■ Brief
Take each line containing the word "تكرار" and copy it.

◇ ◇ ◇ ◇ ◇ ◇ ◇

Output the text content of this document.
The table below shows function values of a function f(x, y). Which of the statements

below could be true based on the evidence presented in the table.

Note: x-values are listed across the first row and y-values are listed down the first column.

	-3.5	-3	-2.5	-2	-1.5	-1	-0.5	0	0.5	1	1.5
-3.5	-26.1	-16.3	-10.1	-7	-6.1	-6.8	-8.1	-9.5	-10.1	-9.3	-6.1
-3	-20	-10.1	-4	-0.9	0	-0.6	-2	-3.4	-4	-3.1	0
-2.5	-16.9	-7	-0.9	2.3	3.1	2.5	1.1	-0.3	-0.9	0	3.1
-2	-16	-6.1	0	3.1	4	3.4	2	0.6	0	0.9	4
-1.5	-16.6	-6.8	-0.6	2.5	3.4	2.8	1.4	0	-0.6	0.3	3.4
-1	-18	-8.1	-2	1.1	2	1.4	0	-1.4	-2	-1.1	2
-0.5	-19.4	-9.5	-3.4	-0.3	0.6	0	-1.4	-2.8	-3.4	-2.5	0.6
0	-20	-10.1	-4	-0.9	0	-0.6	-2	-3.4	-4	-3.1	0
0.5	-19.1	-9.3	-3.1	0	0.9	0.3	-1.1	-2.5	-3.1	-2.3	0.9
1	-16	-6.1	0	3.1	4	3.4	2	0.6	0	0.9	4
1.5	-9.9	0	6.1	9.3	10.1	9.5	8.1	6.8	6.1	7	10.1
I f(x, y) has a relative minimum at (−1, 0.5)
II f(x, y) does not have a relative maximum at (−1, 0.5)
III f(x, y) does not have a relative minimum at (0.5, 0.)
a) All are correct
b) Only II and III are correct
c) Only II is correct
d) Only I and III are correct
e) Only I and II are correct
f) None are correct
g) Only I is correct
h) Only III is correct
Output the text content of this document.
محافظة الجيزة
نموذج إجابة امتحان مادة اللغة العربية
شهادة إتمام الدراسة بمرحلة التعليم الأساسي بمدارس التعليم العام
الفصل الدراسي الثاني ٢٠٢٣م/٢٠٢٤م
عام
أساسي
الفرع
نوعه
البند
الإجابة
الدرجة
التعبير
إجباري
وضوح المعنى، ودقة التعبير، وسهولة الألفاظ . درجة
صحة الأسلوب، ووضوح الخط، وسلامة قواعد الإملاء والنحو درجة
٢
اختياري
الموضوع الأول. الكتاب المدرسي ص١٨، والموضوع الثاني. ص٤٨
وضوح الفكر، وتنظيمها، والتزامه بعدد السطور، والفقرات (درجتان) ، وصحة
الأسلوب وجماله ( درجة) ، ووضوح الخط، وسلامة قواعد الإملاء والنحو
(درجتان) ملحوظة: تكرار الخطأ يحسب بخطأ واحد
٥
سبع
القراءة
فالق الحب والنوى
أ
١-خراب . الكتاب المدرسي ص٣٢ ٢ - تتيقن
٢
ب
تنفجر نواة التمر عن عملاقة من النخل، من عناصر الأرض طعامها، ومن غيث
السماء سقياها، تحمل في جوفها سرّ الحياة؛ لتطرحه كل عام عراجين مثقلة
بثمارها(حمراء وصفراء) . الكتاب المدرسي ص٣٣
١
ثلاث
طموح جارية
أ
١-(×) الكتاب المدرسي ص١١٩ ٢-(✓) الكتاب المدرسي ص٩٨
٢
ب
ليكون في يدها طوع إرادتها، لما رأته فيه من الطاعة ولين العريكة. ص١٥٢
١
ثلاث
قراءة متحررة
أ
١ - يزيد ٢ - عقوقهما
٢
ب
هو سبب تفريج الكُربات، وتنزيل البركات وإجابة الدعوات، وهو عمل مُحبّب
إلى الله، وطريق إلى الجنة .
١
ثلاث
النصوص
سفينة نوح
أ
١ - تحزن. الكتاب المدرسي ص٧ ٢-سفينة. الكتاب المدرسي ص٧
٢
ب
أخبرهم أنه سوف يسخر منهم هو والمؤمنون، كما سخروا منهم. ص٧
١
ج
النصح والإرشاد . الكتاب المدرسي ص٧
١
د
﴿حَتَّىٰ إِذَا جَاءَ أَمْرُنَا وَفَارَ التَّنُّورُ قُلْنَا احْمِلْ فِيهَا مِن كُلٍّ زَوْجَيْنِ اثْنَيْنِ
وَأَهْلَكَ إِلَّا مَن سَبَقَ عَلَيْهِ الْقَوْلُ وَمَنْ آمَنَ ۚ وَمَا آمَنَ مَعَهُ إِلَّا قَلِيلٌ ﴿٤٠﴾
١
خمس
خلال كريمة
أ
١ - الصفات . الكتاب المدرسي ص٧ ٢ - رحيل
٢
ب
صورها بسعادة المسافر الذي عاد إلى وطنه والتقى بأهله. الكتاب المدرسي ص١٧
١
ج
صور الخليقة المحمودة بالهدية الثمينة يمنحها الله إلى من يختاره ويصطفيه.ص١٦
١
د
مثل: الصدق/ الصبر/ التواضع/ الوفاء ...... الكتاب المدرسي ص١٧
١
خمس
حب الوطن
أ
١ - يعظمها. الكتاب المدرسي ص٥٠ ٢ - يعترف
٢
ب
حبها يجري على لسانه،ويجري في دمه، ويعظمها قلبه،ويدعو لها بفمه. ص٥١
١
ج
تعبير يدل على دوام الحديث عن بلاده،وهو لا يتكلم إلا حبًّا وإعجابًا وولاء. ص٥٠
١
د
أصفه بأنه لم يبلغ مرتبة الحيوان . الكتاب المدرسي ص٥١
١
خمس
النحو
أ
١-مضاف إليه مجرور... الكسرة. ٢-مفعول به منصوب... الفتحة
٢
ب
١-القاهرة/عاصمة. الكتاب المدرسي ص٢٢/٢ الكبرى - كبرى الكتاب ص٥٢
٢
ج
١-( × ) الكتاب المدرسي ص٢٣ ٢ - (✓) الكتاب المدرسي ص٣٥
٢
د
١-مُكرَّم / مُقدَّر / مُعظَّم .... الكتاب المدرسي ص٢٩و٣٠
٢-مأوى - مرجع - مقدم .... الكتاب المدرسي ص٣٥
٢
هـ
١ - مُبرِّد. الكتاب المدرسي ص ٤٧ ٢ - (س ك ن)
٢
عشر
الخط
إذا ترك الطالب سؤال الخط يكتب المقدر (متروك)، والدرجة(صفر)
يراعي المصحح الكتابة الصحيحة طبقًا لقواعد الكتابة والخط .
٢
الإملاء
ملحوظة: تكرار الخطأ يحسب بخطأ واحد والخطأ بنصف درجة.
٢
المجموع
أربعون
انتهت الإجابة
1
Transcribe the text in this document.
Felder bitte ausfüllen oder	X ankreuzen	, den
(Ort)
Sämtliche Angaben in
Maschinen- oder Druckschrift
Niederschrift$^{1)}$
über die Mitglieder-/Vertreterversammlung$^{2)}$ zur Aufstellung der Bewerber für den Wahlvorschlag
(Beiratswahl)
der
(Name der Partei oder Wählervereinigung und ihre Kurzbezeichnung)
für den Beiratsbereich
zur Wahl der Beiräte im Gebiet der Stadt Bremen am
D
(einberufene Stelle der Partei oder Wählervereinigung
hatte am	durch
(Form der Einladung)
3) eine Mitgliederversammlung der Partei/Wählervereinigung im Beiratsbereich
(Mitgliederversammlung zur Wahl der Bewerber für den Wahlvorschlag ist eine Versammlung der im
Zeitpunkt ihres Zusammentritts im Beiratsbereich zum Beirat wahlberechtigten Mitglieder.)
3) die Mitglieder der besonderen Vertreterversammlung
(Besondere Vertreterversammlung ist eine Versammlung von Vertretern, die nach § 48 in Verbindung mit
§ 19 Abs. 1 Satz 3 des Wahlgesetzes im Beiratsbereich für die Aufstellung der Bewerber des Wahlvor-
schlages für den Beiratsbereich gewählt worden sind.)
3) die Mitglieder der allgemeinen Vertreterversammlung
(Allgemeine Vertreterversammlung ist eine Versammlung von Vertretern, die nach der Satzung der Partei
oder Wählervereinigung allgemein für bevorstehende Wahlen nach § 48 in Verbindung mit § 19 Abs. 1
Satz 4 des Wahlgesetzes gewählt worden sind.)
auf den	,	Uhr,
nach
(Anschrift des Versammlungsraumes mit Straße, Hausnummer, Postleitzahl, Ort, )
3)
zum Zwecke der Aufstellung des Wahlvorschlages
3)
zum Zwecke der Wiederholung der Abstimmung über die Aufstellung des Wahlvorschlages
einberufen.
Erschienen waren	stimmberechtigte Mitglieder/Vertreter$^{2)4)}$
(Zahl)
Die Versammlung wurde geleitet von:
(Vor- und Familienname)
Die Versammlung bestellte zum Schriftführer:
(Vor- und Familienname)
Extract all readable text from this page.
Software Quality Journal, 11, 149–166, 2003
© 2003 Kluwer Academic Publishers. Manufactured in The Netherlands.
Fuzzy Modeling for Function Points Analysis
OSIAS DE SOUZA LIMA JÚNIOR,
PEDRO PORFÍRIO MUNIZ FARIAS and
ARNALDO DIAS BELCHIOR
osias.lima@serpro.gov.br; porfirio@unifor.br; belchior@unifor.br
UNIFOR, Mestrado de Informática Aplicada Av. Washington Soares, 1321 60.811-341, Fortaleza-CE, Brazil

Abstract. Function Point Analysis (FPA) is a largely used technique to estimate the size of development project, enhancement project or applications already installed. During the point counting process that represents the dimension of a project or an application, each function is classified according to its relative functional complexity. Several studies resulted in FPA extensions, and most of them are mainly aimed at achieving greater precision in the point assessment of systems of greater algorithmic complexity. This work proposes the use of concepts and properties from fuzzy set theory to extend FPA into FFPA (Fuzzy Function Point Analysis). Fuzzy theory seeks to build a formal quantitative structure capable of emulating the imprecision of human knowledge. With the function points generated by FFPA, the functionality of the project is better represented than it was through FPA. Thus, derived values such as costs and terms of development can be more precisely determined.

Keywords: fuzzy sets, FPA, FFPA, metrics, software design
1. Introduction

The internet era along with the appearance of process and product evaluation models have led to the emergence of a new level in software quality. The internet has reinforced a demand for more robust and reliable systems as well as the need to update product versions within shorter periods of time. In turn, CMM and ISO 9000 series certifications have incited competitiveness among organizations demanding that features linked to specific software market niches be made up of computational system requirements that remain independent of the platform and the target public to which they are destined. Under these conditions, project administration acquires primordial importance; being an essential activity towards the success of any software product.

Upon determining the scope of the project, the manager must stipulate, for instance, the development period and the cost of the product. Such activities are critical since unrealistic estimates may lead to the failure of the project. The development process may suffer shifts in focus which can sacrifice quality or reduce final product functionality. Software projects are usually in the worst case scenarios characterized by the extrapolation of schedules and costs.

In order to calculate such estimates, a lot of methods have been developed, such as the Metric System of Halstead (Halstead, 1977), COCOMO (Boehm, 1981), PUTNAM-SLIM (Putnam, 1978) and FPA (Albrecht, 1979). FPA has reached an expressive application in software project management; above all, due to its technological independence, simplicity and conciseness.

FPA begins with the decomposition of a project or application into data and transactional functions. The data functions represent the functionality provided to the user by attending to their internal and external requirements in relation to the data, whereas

◇ ◇ ◇ ◇ ◇ ◇ ◇

■ Finished exercise
(درجتان) ملحوظة: تكرار الخطأ يحسب بخطأ واحد
ملحوظة: تكرار الخطأ يحسب بخطأ واحد والخطأ بنصف درجة.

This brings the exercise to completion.